Start of MATERIAL SUPPLIED

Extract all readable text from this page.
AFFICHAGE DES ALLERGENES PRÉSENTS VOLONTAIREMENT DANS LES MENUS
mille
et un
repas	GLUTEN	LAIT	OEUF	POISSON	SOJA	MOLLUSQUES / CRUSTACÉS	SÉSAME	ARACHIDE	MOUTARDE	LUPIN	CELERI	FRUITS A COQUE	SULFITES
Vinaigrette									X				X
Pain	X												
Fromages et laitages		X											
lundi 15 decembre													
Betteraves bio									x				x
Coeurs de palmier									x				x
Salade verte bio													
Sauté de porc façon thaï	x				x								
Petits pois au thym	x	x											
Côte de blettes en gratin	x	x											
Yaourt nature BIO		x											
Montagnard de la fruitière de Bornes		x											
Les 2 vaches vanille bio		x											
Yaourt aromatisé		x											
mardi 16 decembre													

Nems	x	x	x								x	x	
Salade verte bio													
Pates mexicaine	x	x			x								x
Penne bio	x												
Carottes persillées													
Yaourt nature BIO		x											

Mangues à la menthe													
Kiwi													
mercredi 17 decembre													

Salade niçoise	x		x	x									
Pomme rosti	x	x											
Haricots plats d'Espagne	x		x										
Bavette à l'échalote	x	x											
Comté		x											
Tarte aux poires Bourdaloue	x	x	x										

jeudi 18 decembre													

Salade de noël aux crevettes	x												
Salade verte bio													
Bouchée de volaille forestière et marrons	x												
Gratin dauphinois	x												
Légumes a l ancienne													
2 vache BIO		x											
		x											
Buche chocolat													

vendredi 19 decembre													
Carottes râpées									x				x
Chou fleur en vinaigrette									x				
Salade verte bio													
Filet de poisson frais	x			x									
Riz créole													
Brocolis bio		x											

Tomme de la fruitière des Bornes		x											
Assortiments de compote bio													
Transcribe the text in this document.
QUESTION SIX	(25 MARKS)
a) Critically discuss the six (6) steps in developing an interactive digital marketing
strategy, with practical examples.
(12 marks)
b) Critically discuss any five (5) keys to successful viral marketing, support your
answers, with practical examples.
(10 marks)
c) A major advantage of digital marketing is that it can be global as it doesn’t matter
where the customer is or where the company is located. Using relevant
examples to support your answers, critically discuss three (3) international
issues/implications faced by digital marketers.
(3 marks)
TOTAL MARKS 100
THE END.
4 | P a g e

End of MATERIAL SUPPLIED

Give an exact transcription of the data shown above.

> **EXERCISE RESPONSE**:
Extract all readable text from this page.
AFFICHAGE DES ALLERGENES PRÉSENTS VOLONTAIREMENT DANS LES MENUS
mille
et un
repas	GLUTEN	LAIT	OEUF	POISSON	SOJA	MOLLUSQUES / CRUSTACÉS	SÉSAME	ARACHIDE	MOUTARDE	LUPIN	CELERI	FRUITS A COQUE	SULFITES
Vinaigrette									X				X
Pain	X												
Fromages et laitages		X											
lundi 15 decembre													
Betteraves bio									x				x
Coeurs de palmier									x				x
Salade verte bio													
Sauté de porc façon thaï	x				x								
Petits pois au thym	x	x											
Côte de blettes en gratin	x	x											
Yaourt nature BIO		x											
Montagnard de la fruitière de Bornes		x											
Les 2 vaches vanille bio		x											
Yaourt aromatisé		x											
mardi 16 decembre													

Nems	x	x	x								x	x	
Salade verte bio													
Pates mexicaine	x	x			x								x
Penne bio	x												
Carottes persillées													
Yaourt nature BIO		x											

Mangues à la menthe													
Kiwi													
mercredi 17 decembre													

Salade niçoise	x		x	x									
Pomme rosti	x	x											
Haricots plats d'Espagne	x		x										
Bavette à l'échalote	x	x											
Comté		x											
Tarte aux poires Bourdaloue	x	x	x										

jeudi 18 decembre													

Salade de noël aux crevettes	x												
Salade verte bio													
Bouchée de volaille forestière et marrons	x												
Gratin dauphinois	x												
Légumes a l ancienne													
2 vache BIO		x											
		x											
Buche chocolat													

vendredi 19 decembre													
Carottes râpées									x				x
Chou fleur en vinaigrette									x				
Salade verte bio													
Filet de poisson frais	x			x									
Riz créole													
Brocolis bio		x											

Tomme de la fruitière des Bornes		x											
Assortiments de compote bio													
Transcribe the text in this document.
QUESTION SIX	(25 MARKS)
a) Critically discuss the six (6) steps in developing an interactive digital marketing
strategy, with practical examples.
(12 marks)
b) Critically discuss any five (5) keys to successful viral marketing, support your
answers, with practical examples.
(10 marks)
c) A major advantage of digital marketing is that it can be global as it doesn’t matter
where the customer is or where the company is located. Using relevant
examples to support your answers, critically discuss three (3) international
issues/implications faced by digital marketers.
(3 marks)
TOTAL MARKS 100
THE END.
4 | P a g e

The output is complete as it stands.